** Problem to solve **
Will you give every entry again exactly as it stands?

== == ==

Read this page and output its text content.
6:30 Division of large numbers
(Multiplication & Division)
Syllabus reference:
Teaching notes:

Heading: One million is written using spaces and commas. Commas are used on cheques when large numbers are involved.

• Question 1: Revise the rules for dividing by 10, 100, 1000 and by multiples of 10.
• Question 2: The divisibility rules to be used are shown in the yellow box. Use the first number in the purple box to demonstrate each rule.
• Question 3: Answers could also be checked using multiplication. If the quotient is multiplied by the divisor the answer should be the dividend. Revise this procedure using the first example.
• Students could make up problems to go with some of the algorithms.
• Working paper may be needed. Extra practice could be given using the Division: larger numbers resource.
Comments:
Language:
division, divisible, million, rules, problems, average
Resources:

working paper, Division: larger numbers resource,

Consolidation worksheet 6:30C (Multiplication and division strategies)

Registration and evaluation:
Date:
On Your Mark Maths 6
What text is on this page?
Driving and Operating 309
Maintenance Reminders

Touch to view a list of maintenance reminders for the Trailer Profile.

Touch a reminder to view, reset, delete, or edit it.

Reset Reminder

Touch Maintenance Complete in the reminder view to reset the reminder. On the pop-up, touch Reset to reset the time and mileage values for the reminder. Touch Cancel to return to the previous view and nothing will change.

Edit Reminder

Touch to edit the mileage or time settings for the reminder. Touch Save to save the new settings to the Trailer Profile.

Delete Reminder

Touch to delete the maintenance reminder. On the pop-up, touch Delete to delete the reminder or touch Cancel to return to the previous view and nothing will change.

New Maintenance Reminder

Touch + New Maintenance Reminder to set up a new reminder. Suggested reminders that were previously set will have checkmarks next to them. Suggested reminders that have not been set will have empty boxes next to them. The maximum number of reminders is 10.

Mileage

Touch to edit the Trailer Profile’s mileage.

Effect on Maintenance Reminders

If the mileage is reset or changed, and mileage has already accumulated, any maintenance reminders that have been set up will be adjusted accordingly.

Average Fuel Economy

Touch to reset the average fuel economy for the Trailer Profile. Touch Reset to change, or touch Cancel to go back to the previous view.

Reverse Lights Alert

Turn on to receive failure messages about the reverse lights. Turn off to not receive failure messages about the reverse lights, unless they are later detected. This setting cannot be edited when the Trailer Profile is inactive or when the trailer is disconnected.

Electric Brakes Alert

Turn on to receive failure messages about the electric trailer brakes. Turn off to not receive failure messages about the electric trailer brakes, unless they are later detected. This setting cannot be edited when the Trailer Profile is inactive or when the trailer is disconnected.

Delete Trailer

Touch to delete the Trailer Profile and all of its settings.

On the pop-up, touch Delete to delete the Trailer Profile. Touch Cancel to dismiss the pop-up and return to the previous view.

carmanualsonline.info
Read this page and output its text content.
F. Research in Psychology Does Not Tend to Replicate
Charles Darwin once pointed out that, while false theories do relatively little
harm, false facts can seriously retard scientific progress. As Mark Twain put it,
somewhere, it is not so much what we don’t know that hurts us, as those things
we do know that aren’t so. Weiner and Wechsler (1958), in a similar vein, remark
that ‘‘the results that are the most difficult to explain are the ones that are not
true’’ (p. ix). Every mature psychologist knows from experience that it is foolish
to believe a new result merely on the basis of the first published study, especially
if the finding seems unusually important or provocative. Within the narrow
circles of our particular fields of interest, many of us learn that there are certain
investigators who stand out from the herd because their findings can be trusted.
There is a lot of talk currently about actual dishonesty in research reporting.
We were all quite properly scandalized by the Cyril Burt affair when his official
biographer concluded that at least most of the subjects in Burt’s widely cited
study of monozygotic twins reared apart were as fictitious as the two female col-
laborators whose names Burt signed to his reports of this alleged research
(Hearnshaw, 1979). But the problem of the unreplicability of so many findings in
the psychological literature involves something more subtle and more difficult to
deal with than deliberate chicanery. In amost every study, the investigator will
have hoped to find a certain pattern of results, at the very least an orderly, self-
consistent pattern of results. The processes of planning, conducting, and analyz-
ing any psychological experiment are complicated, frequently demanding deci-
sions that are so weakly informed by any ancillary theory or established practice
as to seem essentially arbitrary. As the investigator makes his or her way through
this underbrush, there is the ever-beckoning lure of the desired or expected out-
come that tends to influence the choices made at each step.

== == ==

** Result of the task **
Read this page and output its text content.
6:30 Division of large numbers
(Multiplication & Division)
Syllabus reference:
Teaching notes:

Heading: One million is written using spaces and commas. Commas are used on cheques when large numbers are involved.

• Question 1: Revise the rules for dividing by 10, 100, 1000 and by multiples of 10.
• Question 2: The divisibility rules to be used are shown in the yellow box. Use the first number in the purple box to demonstrate each rule.
• Question 3: Answers could also be checked using multiplication. If the quotient is multiplied by the divisor the answer should be the dividend. Revise this procedure using the first example.
• Students could make up problems to go with some of the algorithms.
• Working paper may be needed. Extra practice could be given using the Division: larger numbers resource.
Comments:
Language:
division, divisible, million, rules, problems, average
Resources:

working paper, Division: larger numbers resource,

Consolidation worksheet 6:30C (Multiplication and division strategies)

Registration and evaluation:
Date:
On Your Mark Maths 6
What text is on this page?
Driving and Operating 309
Maintenance Reminders

Touch to view a list of maintenance reminders for the Trailer Profile.

Touch a reminder to view, reset, delete, or edit it.

Reset Reminder

Touch Maintenance Complete in the reminder view to reset the reminder. On the pop-up, touch Reset to reset the time and mileage values for the reminder. Touch Cancel to return to the previous view and nothing will change.

Edit Reminder

Touch to edit the mileage or time settings for the reminder. Touch Save to save the new settings to the Trailer Profile.

Delete Reminder

Touch to delete the maintenance reminder. On the pop-up, touch Delete to delete the reminder or touch Cancel to return to the previous view and nothing will change.

New Maintenance Reminder

Touch + New Maintenance Reminder to set up a new reminder. Suggested reminders that were previously set will have checkmarks next to them. Suggested reminders that have not been set will have empty boxes next to them. The maximum number of reminders is 10.

Mileage

Touch to edit the Trailer Profile’s mileage.

Effect on Maintenance Reminders

If the mileage is reset or changed, and mileage has already accumulated, any maintenance reminders that have been set up will be adjusted accordingly.

Average Fuel Economy

Touch to reset the average fuel economy for the Trailer Profile. Touch Reset to change, or touch Cancel to go back to the previous view.

Reverse Lights Alert

Turn on to receive failure messages about the reverse lights. Turn off to not receive failure messages about the reverse lights, unless they are later detected. This setting cannot be edited when the Trailer Profile is inactive or when the trailer is disconnected.

Electric Brakes Alert

Turn on to receive failure messages about the electric trailer brakes. Turn off to not receive failure messages about the electric trailer brakes, unless they are later detected. This setting cannot be edited when the Trailer Profile is inactive or when the trailer is disconnected.

Delete Trailer

Touch to delete the Trailer Profile and all of its settings.

On the pop-up, touch Delete to delete the Trailer Profile. Touch Cancel to dismiss the pop-up and return to the previous view.

carmanualsonline.info
Read this page and output its text content.
F. Research in Psychology Does Not Tend to Replicate
Charles Darwin once pointed out that, while false theories do relatively little
harm, false facts can seriously retard scientific progress. As Mark Twain put it,
somewhere, it is not so much what we don’t know that hurts us, as those things
we do know that aren’t so. Weiner and Wechsler (1958), in a similar vein, remark
that ‘‘the results that are the most difficult to explain are the ones that are not
true’’ (p. ix). Every mature psychologist knows from experience that it is foolish
to believe a new result merely on the basis of the first published study, especially
if the finding seems unusually important or provocative. Within the narrow
circles of our particular fields of interest, many of us learn that there are certain
investigators who stand out from the herd because their findings can be trusted.
There is a lot of talk currently about actual dishonesty in research reporting.
We were all quite properly scandalized by the Cyril Burt affair when his official
biographer concluded that at least most of the subjects in Burt’s widely cited
study of monozygotic twins reared apart were as fictitious as the two female col-
laborators whose names Burt signed to his reports of this alleged research
(Hearnshaw, 1979). But the problem of the unreplicability of so many findings in
the psychological literature involves something more subtle and more difficult to
deal with than deliberate chicanery. In amost every study, the investigator will
have hoped to find a certain pattern of results, at the very least an orderly, self-
consistent pattern of results. The processes of planning, conducting, and analyz-
ing any psychological experiment are complicated, frequently demanding deci-
sions that are so weakly informed by any ancillary theory or established practice
as to seem essentially arbitrary. As the investigator makes his or her way through
this underbrush, there is the ever-beckoning lure of the desired or expected out-
come that tends to influence the choices made at each step.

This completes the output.